• [WHAT THE EXERCISE ASKS]: Please tell whether each statement agrees with the passage on Section 1983 claims, giving yes or no along with the exact words of the passage that settle it. 1. Section 1983 is itself a source of substantive rights. 2. A plaintiff must show that the deprivation was committed by a person acting under color of state law. 3. The first step in an action under Section 1983 is to identify the specific constitutional right allegedly infringed.

• [PASSAGE PROVIDED]:
= = = =

To state a claim under 42 U.S.C. § 1983, a plaintiff must allege the violation of a right secured by the federal Constitution or laws and must show that the deprivation was committed by a person acting under color of state law. West v. Atkins, 487 U.S. 42, 48 (1988); Street v. Corr. Corp. of Am., 102 F.3d 810, 814 (6th Cir. 1996). Because Section 1983 is a method for vindicating federal rights, not a source of substantive rights itself, the first step in an action under Section 1983 is to identify the specific constitutional right allegedly infringed. Albright v. Oliver, 510 U.S. 266, 271 (1994).

= = = =

• [ENTRIES SUPPLIED]:
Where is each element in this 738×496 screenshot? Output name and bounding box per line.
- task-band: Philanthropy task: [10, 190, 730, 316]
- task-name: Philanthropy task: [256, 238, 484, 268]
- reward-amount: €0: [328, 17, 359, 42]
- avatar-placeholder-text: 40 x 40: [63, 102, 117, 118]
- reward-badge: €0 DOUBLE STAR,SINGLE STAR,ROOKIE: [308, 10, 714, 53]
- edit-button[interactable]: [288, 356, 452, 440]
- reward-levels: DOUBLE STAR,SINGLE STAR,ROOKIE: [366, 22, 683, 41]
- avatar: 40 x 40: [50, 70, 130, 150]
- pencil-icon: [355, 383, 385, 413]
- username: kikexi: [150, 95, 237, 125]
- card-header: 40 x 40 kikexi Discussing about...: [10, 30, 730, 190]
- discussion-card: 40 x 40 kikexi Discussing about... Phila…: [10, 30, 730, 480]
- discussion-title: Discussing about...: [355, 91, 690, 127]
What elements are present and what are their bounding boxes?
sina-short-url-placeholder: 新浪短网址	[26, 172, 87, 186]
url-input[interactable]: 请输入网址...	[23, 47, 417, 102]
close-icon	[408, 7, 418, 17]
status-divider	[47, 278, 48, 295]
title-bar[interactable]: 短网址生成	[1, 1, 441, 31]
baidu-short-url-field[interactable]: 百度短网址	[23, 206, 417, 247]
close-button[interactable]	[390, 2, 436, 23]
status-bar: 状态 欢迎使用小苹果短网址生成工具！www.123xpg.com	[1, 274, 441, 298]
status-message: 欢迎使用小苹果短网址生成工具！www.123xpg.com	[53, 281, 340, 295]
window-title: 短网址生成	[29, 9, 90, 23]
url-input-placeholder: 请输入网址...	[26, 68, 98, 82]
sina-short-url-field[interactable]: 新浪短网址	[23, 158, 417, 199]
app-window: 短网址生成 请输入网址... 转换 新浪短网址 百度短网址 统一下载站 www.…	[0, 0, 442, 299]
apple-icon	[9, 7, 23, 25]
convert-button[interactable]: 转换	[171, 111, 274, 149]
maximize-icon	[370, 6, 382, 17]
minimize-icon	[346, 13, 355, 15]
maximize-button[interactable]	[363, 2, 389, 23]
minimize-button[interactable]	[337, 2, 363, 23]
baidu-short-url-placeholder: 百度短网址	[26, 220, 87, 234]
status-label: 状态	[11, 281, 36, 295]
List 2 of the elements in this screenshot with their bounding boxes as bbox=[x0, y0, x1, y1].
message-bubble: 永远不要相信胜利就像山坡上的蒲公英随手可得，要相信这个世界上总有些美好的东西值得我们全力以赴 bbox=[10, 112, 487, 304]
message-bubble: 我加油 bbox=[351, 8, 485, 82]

= = = =

• [WRITTEN SOLUTION]:
1. No: "not a source of substantive rights itself"
2. Yes: "must show that the deprivation was committed by a person acting under color of state law"
3. Yes: "the first step in an action under Section 1983 is to identify the specific constitutional right allegedly infringed"